-- Start --

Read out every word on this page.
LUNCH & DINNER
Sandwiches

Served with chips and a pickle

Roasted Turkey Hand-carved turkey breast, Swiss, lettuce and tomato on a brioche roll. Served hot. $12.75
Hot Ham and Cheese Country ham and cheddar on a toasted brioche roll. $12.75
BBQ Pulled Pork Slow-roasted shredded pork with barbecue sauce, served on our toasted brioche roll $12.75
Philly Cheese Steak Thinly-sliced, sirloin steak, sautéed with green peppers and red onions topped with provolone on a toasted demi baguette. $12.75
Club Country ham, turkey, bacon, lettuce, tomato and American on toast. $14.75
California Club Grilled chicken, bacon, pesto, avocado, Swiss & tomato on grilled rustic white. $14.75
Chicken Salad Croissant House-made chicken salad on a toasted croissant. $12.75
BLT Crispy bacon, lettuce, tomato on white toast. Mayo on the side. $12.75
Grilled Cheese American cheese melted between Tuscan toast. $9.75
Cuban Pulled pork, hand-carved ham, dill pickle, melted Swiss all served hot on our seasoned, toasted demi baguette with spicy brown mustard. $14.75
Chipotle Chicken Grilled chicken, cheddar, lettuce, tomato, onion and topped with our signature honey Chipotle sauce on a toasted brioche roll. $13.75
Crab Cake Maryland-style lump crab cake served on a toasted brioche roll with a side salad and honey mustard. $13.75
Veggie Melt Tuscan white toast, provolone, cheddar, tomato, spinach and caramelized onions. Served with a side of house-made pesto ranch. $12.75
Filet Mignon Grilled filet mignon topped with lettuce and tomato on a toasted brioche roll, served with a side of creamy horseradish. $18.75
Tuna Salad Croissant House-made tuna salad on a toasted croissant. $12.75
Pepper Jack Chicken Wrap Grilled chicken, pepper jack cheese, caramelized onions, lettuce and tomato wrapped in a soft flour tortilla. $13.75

-- End --

GIVEN INSTRUCTION → Print the material above once more, exactly.

EXERCISE ANSWER →
Read out every word on this page.
LUNCH & DINNER
Sandwiches

Served with chips and a pickle

Roasted Turkey Hand-carved turkey breast, Swiss, lettuce and tomato on a brioche roll. Served hot. $12.75
Hot Ham and Cheese Country ham and cheddar on a toasted brioche roll. $12.75
BBQ Pulled Pork Slow-roasted shredded pork with barbecue sauce, served on our toasted brioche roll $12.75
Philly Cheese Steak Thinly-sliced, sirloin steak, sautéed with green peppers and red onions topped with provolone on a toasted demi baguette. $12.75
Club Country ham, turkey, bacon, lettuce, tomato and American on toast. $14.75
California Club Grilled chicken, bacon, pesto, avocado, Swiss & tomato on grilled rustic white. $14.75
Chicken Salad Croissant House-made chicken salad on a toasted croissant. $12.75
BLT Crispy bacon, lettuce, tomato on white toast. Mayo on the side. $12.75
Grilled Cheese American cheese melted between Tuscan toast. $9.75
Cuban Pulled pork, hand-carved ham, dill pickle, melted Swiss all served hot on our seasoned, toasted demi baguette with spicy brown mustard. $14.75
Chipotle Chicken Grilled chicken, cheddar, lettuce, tomato, onion and topped with our signature honey Chipotle sauce on a toasted brioche roll. $13.75
Crab Cake Maryland-style lump crab cake served on a toasted brioche roll with a side salad and honey mustard. $13.75
Veggie Melt Tuscan white toast, provolone, cheddar, tomato, spinach and caramelized onions. Served with a side of house-made pesto ranch. $12.75
Filet Mignon Grilled filet mignon topped with lettuce and tomato on a toasted brioche roll, served with a side of creamy horseradish. $18.75
Tuna Salad Croissant House-made tuna salad on a toasted croissant. $12.75
Pepper Jack Chicken Wrap Grilled chicken, pepper jack cheese, caramelized onions, lettuce and tomato wrapped in a soft flour tortilla. $13.75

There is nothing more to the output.